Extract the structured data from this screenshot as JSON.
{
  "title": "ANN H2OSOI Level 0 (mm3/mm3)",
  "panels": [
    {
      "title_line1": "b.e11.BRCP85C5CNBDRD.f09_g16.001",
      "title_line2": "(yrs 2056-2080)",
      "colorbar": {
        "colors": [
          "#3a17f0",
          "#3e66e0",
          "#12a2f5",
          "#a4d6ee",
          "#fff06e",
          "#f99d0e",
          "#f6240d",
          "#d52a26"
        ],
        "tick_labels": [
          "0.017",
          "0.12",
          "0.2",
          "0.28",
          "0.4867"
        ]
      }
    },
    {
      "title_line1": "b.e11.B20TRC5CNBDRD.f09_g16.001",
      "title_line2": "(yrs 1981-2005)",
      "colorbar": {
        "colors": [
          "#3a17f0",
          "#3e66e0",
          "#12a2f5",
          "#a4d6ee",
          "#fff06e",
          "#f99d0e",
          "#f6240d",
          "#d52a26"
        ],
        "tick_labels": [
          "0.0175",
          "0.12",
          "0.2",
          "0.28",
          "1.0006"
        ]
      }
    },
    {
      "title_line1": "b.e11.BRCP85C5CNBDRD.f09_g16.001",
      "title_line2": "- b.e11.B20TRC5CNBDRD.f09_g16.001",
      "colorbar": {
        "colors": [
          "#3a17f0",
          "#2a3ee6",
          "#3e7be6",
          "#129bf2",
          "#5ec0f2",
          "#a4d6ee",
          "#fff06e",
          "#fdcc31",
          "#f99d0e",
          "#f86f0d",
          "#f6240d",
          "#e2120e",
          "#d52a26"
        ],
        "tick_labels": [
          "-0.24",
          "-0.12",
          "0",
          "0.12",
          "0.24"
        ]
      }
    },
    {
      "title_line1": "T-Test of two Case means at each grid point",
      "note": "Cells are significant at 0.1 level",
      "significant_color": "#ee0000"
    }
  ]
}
━━━━━━━━━━━━━━━━━━━━━━━━━━━━━━
Restate the listing in full, word for word.

Finished exercise:
Extract the structured data from this screenshot as JSON.
{
  "title": "ANN H2OSOI Level 0 (mm3/mm3)",
  "panels": [
    {
      "title_line1": "b.e11.BRCP85C5CNBDRD.f09_g16.001",
      "title_line2": "(yrs 2056-2080)",
      "colorbar": {
        "colors": [
          "#3a17f0",
          "#3e66e0",
          "#12a2f5",
          "#a4d6ee",
          "#fff06e",
          "#f99d0e",
          "#f6240d",
          "#d52a26"
        ],
        "tick_labels": [
          "0.017",
          "0.12",
          "0.2",
          "0.28",
          "0.4867"
        ]
      }
    },
    {
      "title_line1": "b.e11.B20TRC5CNBDRD.f09_g16.001",
      "title_line2": "(yrs 1981-2005)",
      "colorbar": {
        "colors": [
          "#3a17f0",
          "#3e66e0",
          "#12a2f5",
          "#a4d6ee",
          "#fff06e",
          "#f99d0e",
          "#f6240d",
          "#d52a26"
        ],
        "tick_labels": [
          "0.0175",
          "0.12",
          "0.2",
          "0.28",
          "1.0006"
        ]
      }
    },
    {
      "title_line1": "b.e11.BRCP85C5CNBDRD.f09_g16.001",
      "title_line2": "- b.e11.B20TRC5CNBDRD.f09_g16.001",
      "colorbar": {
        "colors": [
          "#3a17f0",
          "#2a3ee6",
          "#3e7be6",
          "#129bf2",
          "#5ec0f2",
          "#a4d6ee",
          "#fff06e",
          "#fdcc31",
          "#f99d0e",
          "#f86f0d",
          "#f6240d",
          "#e2120e",
          "#d52a26"
        ],
        "tick_labels": [
          "-0.24",
          "-0.12",
          "0",
          "0.12",
          "0.24"
        ]
      }
    },
    {
      "title_line1": "T-Test of two Case means at each grid point",
      "note": "Cells are significant at 0.1 level",
      "significant_color": "#ee0000"
    }
  ]
}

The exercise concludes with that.